• _WORK REQUIRED_:
Spot each line in the records below where the word "Betrieben" occurs, then copy it.

• _STORED ROWS_:
-------------------------

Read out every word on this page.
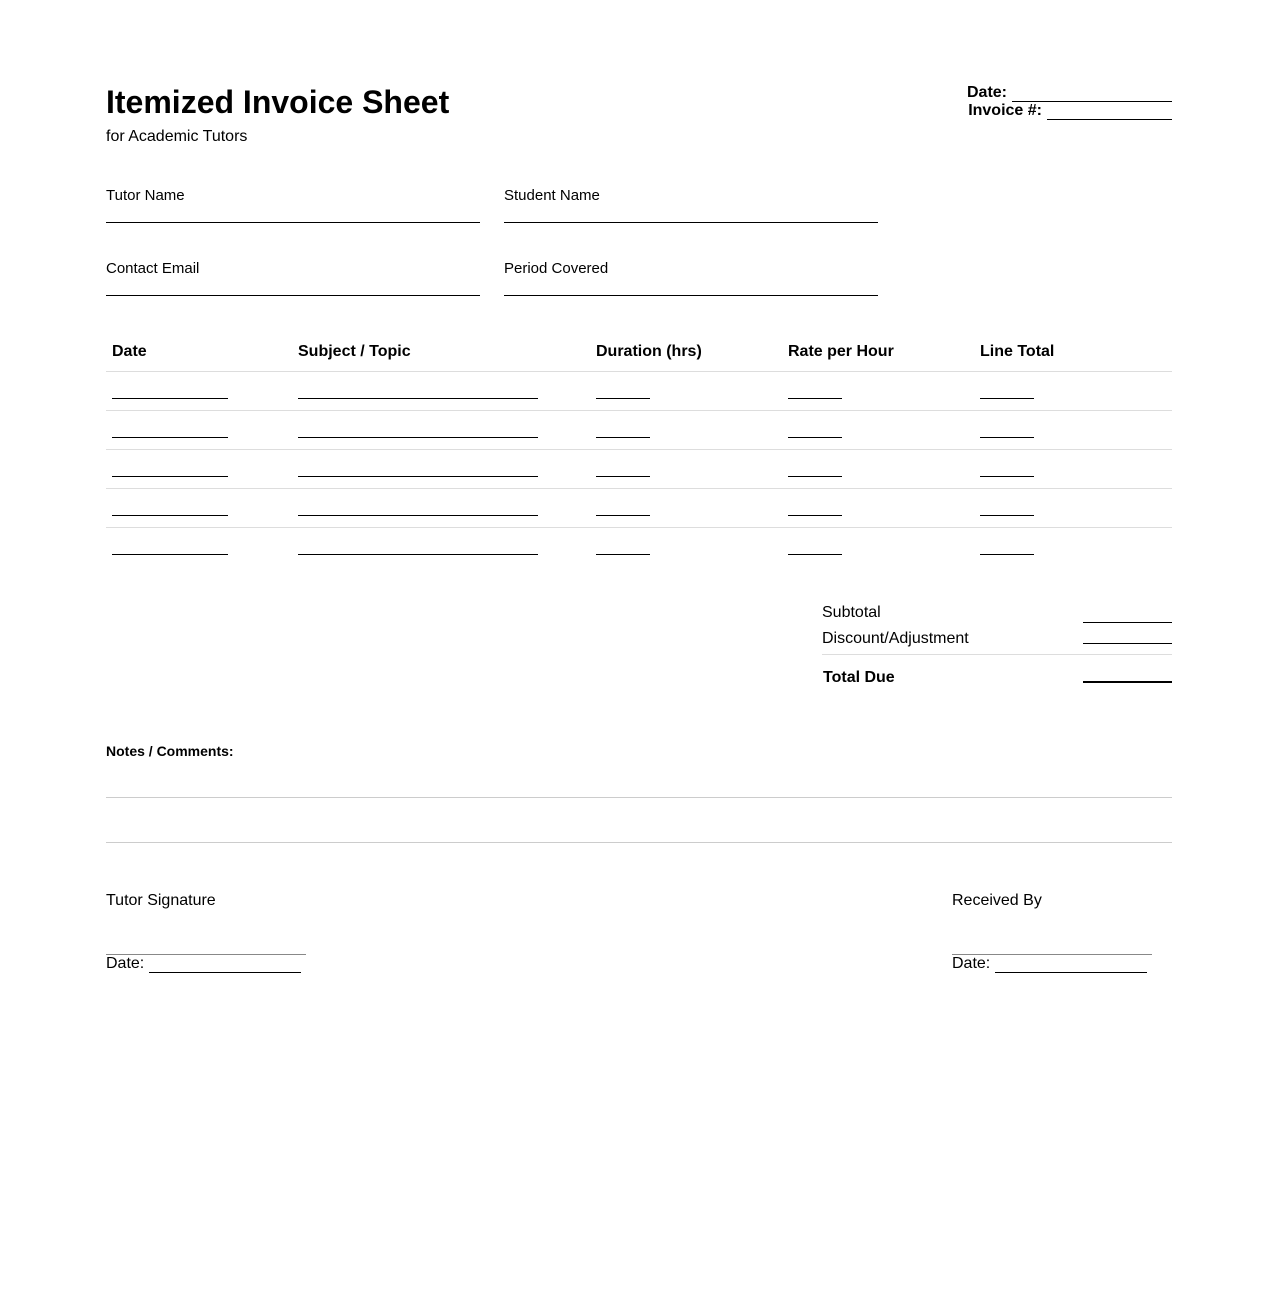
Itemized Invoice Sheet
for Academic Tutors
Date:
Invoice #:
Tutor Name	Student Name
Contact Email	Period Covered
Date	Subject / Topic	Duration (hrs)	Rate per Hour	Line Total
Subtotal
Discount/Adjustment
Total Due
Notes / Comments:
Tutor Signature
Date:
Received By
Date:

-------------------------

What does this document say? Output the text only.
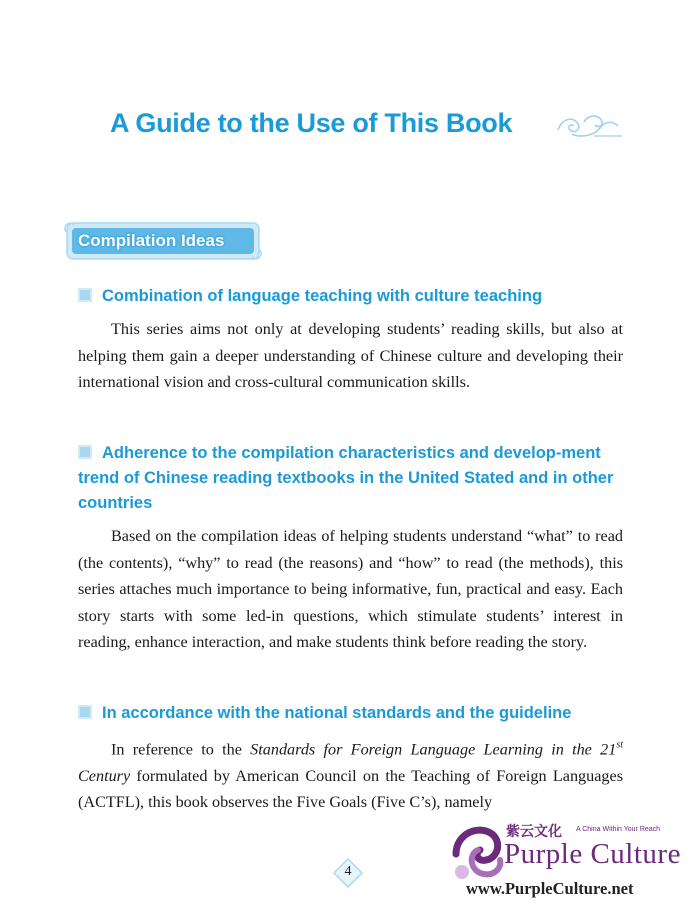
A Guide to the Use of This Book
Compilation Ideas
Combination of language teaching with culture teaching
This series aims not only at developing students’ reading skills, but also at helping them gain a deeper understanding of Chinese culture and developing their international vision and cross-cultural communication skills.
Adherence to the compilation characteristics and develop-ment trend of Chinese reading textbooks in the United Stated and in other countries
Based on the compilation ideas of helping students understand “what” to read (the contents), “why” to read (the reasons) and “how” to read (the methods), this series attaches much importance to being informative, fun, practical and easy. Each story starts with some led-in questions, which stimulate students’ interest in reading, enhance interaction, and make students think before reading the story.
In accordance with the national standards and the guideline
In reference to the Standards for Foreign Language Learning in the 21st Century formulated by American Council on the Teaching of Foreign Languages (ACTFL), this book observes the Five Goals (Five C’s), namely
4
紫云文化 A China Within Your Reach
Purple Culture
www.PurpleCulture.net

-------------------------

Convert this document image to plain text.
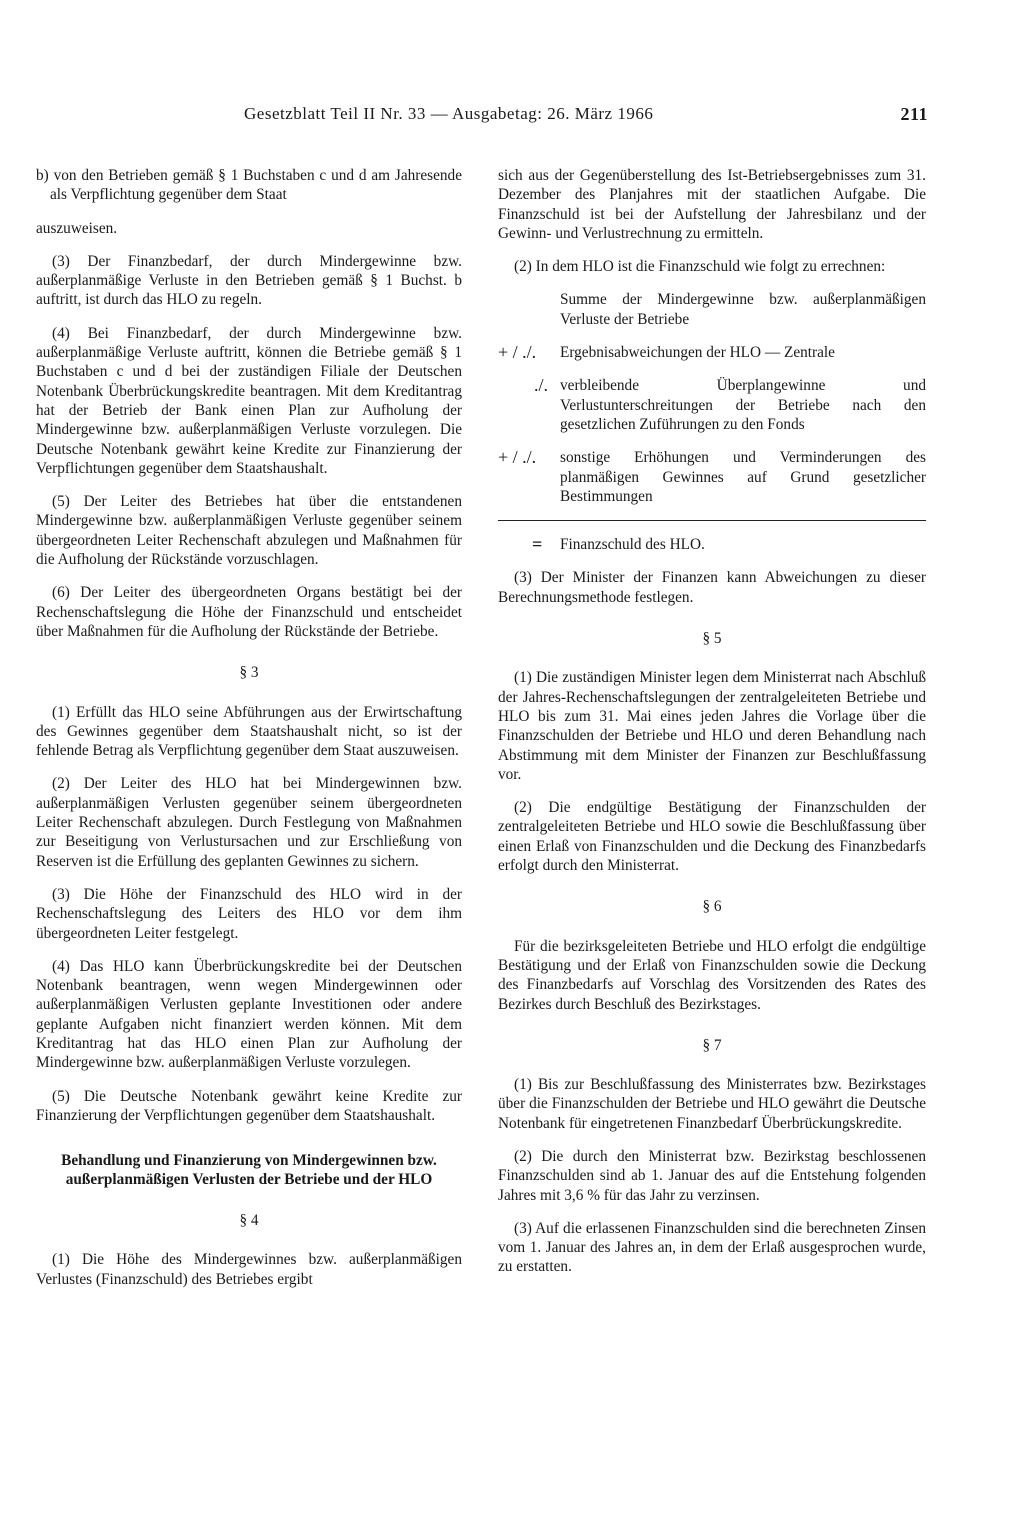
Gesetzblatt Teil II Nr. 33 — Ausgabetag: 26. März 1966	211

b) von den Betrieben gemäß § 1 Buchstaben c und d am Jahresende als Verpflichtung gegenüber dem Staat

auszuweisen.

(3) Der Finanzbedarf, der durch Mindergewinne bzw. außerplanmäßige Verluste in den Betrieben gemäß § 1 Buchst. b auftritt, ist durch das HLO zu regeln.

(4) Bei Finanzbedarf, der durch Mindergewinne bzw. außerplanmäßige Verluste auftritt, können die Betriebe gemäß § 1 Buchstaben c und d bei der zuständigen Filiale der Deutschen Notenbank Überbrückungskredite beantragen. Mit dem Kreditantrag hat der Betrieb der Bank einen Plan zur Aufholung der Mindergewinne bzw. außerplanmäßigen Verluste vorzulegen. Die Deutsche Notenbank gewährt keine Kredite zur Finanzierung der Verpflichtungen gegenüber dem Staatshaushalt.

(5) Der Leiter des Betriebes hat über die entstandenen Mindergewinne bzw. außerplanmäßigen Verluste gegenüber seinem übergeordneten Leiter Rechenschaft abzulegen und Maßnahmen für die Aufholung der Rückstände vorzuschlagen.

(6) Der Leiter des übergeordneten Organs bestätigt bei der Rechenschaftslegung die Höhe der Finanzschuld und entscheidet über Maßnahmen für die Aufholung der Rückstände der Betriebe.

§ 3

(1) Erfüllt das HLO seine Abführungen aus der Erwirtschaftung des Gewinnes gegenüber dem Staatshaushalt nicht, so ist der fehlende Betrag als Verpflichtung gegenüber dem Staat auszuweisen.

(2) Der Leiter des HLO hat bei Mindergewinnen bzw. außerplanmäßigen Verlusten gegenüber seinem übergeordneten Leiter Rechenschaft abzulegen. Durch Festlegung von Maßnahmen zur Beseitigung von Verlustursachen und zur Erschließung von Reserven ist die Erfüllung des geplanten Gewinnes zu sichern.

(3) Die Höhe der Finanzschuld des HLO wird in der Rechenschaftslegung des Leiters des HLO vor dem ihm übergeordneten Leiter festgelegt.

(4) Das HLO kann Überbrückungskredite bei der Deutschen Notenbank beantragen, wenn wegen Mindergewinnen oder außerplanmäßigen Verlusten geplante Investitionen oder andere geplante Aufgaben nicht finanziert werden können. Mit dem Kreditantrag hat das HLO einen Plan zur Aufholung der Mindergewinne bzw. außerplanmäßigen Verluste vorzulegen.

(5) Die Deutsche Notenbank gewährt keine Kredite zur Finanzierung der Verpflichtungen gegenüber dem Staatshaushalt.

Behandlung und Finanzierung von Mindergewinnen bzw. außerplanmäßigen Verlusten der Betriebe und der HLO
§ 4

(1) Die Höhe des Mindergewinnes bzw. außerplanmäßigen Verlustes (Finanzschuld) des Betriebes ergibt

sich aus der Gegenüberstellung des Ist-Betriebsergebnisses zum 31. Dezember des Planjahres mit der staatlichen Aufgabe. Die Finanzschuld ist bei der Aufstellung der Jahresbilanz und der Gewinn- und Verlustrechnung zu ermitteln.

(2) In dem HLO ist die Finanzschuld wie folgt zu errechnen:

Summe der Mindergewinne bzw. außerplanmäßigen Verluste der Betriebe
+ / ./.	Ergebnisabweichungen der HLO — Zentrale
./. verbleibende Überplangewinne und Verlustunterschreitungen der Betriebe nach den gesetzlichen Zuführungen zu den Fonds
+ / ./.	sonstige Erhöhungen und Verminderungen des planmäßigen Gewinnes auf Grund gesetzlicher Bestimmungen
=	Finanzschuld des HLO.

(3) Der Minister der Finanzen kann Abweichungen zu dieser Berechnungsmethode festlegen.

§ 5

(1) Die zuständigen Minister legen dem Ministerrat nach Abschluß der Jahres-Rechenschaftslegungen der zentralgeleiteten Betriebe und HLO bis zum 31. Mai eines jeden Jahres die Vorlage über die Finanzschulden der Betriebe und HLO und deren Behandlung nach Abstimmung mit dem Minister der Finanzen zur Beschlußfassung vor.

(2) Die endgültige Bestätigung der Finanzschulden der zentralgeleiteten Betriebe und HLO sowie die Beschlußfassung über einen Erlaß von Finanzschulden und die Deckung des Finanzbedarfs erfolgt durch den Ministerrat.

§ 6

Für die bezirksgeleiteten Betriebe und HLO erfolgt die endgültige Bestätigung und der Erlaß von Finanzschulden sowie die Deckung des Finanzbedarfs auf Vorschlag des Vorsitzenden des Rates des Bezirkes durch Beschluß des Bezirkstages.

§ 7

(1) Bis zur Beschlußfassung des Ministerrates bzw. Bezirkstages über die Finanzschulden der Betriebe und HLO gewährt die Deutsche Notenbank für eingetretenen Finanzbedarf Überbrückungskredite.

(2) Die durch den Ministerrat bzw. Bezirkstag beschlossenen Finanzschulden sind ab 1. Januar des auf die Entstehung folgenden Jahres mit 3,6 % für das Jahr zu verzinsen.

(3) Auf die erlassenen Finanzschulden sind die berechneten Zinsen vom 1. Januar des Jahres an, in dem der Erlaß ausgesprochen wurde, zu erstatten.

-------------------------

• _WRITTEN SOLUTION_:
b) von den Betrieben gemäß § 1 Buchstaben c und d am Jahresende als Verpflichtung gegenüber dem Staat
(3) Der Finanzbedarf, der durch Mindergewinne bzw. außerplanmäßige Verluste in den Betrieben gemäß § 1 Buchst. b auftritt, ist durch das HLO zu regeln.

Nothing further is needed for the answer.